**What to do**
**1)** Based on the Greatest Hits Radio South text, is each of these statements true or false? (a) The station is owned by Bauer. (b) The station first went on air on 1 September 2021. (c) The regional studio used for opt-outs is in Segensworth, Fareham. For each one, answer yes or no and quote the words from the text that decide it.
**2)** Reproduce the passage of the Greatest Hits Radio South text starting at "British radio station" and ending at "Fareham for opt-outs.".

**Document segment**
——————

Greatest Hits Radio

England;
- Broadcast area: South and South East England
- Frequencies: FM: 96.0 MHz (West Dorset) 96.2 MHz (Aylesbury) 96.4 MHz (Guildford) 96.6 MHz (Blandford) 96.6 MHz (Chichester) 97.1 MHz (Haslemere) 97.2 MHz (Dorchester and Weymouth) 97.4 MHz (Shaftesbury) 101.6 MHz (Fourmarks and Hindhead) 101.8 MHz (Petersfield) 102.0 MHz (Alton) 102.0 MHz (Salisbury) 102.3 MHz (West Sussex) 105.2 MHz (Hampshire & Isle of Wight) 105.6 MHz (Newbury) 105.8 MHz (Bournemouth & Poole) 106.4 MHz (Andover) 106.4 & 106.8 MHz (Oxfordshire) 106.6 MHz (North West Sussex) 107.0 MHz (Reading) 107.4 MHz (Hungerford) 107.6 MHz (Basingstoke) DAB+: 8A (Salisbury) DAB: 10B (Sussex) DAB: 10C (Surrey) DAB: 10B (Oxfordshire) DAB: 11B (Bournemouth & Poole) DAB: 11C (South Hampshire and Kent) DAB: 12D (Berkshire)
- RDS: Grt_Hits

Programming
- Format: Classic Hits
- Network: Greatest Hits Radio

Ownership
- Owner: Bauer
- Sister stations: Hits Radio

History
- First air date: 1 September 2020

Links
- Website: GHR Bucks, Beds and Herts GHR Berkshire & North Hampshire GHR Sailsbury GHR Surrey & East Hampshire GHR Sussex GHR Dorset (West) GHR Dorset (East) GHR Oxfordshire GHR South Coast

= Greatest Hits Radio South =

British radio station

Greatest Hits Radio South is a regional radio station broadcasting across the South of England, as part of Bauer’s Greatest Hits Radio network.

==Coverage==
The seven local stations broadcast to Salisbury, Dorset, West Sussex, North Hampshire, Berkshire, Aylesbury and Oxfordshire from central studios in Manchester, Liverpool and London, and a regional studio in Segensworth, Fareham for opt-outs.

——————

**Provided data**
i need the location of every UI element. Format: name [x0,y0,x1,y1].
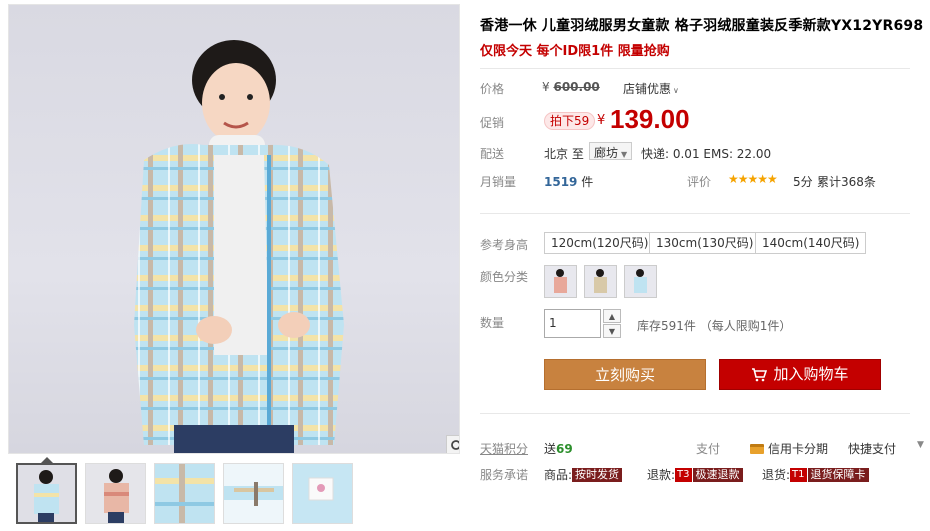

——————

**Answers in order**
**1)**
(a) Yes: "Owner: Bauer"
(b) No: "First air date: 1 September 2020"
(c) Yes: "a regional studio in Segensworth, Fareham for opt-outs"

**2)**
British radio station

Greatest Hits Radio South is a regional radio station broadcasting across the South of England, as part of Bauer’s Greatest Hits Radio network.

==Coverage==
The seven local stations broadcast to Salisbury, Dorset, West Sussex, North Hampshire, Berkshire, Aylesbury and Oxfordshire from central studios in Manchester, Liverpool and London, and a regional studio in Segensworth, Fareham for opt-outs.